Your task:
All of the data below must be repeated exactly.

Lines of data:
━━━━━━━━━━━━━━━━━━━━━━━━━━━━━━

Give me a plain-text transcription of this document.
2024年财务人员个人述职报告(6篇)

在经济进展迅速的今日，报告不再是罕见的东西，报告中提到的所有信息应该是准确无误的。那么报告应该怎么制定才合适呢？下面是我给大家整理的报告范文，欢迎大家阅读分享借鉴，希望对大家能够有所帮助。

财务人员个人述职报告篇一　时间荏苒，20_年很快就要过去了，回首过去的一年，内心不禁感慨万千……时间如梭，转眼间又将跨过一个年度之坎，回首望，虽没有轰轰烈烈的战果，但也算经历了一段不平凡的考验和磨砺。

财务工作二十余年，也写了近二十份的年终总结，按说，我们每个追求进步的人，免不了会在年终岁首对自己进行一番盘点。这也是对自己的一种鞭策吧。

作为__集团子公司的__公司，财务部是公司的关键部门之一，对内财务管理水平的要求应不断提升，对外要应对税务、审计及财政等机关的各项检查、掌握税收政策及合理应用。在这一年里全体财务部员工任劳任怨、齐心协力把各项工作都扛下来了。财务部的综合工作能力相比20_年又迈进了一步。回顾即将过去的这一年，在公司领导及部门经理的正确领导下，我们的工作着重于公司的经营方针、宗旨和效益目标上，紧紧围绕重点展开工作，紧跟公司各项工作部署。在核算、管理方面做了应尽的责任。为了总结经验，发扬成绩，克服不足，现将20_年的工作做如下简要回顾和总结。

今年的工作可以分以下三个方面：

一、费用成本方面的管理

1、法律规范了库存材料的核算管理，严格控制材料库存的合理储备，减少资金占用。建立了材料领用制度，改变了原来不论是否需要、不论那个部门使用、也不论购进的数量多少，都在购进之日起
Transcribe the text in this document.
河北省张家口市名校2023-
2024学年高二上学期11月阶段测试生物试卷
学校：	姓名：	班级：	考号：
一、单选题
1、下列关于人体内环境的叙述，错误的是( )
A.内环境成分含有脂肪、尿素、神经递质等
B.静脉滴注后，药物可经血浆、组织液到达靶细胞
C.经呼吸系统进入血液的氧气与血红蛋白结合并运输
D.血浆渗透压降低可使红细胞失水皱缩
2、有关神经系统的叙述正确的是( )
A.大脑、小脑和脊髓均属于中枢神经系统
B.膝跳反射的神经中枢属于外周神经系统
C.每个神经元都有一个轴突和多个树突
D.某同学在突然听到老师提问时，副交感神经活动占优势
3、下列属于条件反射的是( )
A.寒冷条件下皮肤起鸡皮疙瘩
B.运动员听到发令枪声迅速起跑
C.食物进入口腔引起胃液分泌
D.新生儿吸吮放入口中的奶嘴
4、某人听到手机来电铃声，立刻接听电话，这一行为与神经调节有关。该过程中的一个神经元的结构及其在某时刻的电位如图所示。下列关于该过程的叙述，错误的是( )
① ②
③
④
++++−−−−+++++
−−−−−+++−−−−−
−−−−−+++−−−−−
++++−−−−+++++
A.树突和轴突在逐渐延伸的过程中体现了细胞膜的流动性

━━━━━━━━━━━━━━━━━━━━━━━━━━━━━━

Task answer:
Give me a plain-text transcription of this document.
2024年财务人员个人述职报告(6篇)

在经济进展迅速的今日，报告不再是罕见的东西，报告中提到的所有信息应该是准确无误的。那么报告应该怎么制定才合适呢？下面是我给大家整理的报告范文，欢迎大家阅读分享借鉴，希望对大家能够有所帮助。

财务人员个人述职报告篇一　时间荏苒，20_年很快就要过去了，回首过去的一年，内心不禁感慨万千……时间如梭，转眼间又将跨过一个年度之坎，回首望，虽没有轰轰烈烈的战果，但也算经历了一段不平凡的考验和磨砺。

财务工作二十余年，也写了近二十份的年终总结，按说，我们每个追求进步的人，免不了会在年终岁首对自己进行一番盘点。这也是对自己的一种鞭策吧。

作为__集团子公司的__公司，财务部是公司的关键部门之一，对内财务管理水平的要求应不断提升，对外要应对税务、审计及财政等机关的各项检查、掌握税收政策及合理应用。在这一年里全体财务部员工任劳任怨、齐心协力把各项工作都扛下来了。财务部的综合工作能力相比20_年又迈进了一步。回顾即将过去的这一年，在公司领导及部门经理的正确领导下，我们的工作着重于公司的经营方针、宗旨和效益目标上，紧紧围绕重点展开工作，紧跟公司各项工作部署。在核算、管理方面做了应尽的责任。为了总结经验，发扬成绩，克服不足，现将20_年的工作做如下简要回顾和总结。

今年的工作可以分以下三个方面：

一、费用成本方面的管理

1、法律规范了库存材料的核算管理，严格控制材料库存的合理储备，减少资金占用。建立了材料领用制度，改变了原来不论是否需要、不论那个部门使用、也不论购进的数量多少，都在购进之日起
Transcribe the text in this document.
河北省张家口市名校2023-
2024学年高二上学期11月阶段测试生物试卷
学校：	姓名：	班级：	考号：
一、单选题
1、下列关于人体内环境的叙述，错误的是( )
A.内环境成分含有脂肪、尿素、神经递质等
B.静脉滴注后，药物可经血浆、组织液到达靶细胞
C.经呼吸系统进入血液的氧气与血红蛋白结合并运输
D.血浆渗透压降低可使红细胞失水皱缩
2、有关神经系统的叙述正确的是( )
A.大脑、小脑和脊髓均属于中枢神经系统
B.膝跳反射的神经中枢属于外周神经系统
C.每个神经元都有一个轴突和多个树突
D.某同学在突然听到老师提问时，副交感神经活动占优势
3、下列属于条件反射的是( )
A.寒冷条件下皮肤起鸡皮疙瘩
B.运动员听到发令枪声迅速起跑
C.食物进入口腔引起胃液分泌
D.新生儿吸吮放入口中的奶嘴
4、某人听到手机来电铃声，立刻接听电话，这一行为与神经调节有关。该过程中的一个神经元的结构及其在某时刻的电位如图所示。下列关于该过程的叙述，错误的是( )
① ②
③
④
++++−−−−+++++
−−−−−+++−−−−−
−−−−−+++−−−−−
++++−−−−+++++
A.树突和轴突在逐渐延伸的过程中体现了细胞膜的流动性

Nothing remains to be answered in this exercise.